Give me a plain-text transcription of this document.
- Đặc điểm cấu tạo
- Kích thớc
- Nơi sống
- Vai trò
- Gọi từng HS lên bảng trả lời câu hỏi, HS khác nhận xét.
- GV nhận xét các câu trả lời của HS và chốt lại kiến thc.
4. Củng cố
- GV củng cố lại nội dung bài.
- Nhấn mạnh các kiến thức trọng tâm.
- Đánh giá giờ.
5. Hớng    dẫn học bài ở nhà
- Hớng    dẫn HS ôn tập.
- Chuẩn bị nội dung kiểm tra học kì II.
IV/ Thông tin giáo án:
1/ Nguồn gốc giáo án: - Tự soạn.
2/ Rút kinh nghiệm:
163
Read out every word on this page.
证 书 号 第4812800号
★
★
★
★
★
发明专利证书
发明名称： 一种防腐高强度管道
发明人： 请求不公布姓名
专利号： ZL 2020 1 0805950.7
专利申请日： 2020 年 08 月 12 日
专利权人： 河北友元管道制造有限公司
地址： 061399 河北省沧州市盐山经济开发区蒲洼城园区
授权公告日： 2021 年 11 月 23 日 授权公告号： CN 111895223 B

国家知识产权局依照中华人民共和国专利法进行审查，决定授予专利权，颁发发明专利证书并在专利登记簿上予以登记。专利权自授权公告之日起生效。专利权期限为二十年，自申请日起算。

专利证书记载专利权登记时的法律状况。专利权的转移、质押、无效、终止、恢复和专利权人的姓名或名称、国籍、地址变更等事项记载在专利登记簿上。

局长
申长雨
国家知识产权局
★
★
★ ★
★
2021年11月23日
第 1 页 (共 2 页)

**PROBLEM**
Set down the entries verbatim, leaving none out.

**SOLUTION TO THE EXERCISE**
Give me a plain-text transcription of this document.
- Đặc điểm cấu tạo
- Kích thớc
- Nơi sống
- Vai trò
- Gọi từng HS lên bảng trả lời câu hỏi, HS khác nhận xét.
- GV nhận xét các câu trả lời của HS và chốt lại kiến thc.
4. Củng cố
- GV củng cố lại nội dung bài.
- Nhấn mạnh các kiến thức trọng tâm.
- Đánh giá giờ.
5. Hớng    dẫn học bài ở nhà
- Hớng    dẫn HS ôn tập.
- Chuẩn bị nội dung kiểm tra học kì II.
IV/ Thông tin giáo án:
1/ Nguồn gốc giáo án: - Tự soạn.
2/ Rút kinh nghiệm:
163
Read out every word on this page.
证 书 号 第4812800号
★
★
★
★
★
发明专利证书
发明名称： 一种防腐高强度管道
发明人： 请求不公布姓名
专利号： ZL 2020 1 0805950.7
专利申请日： 2020 年 08 月 12 日
专利权人： 河北友元管道制造有限公司
地址： 061399 河北省沧州市盐山经济开发区蒲洼城园区
授权公告日： 2021 年 11 月 23 日 授权公告号： CN 111895223 B

国家知识产权局依照中华人民共和国专利法进行审查，决定授予专利权，颁发发明专利证书并在专利登记簿上予以登记。专利权自授权公告之日起生效。专利权期限为二十年，自申请日起算。

专利证书记载专利权登记时的法律状况。专利权的转移、质押、无效、终止、恢复和专利权人的姓名或名称、国籍、地址变更等事项记载在专利登记簿上。

局长
申长雨
国家知识产权局
★
★
★ ★
★
2021年11月23日
第 1 页 (共 2 页)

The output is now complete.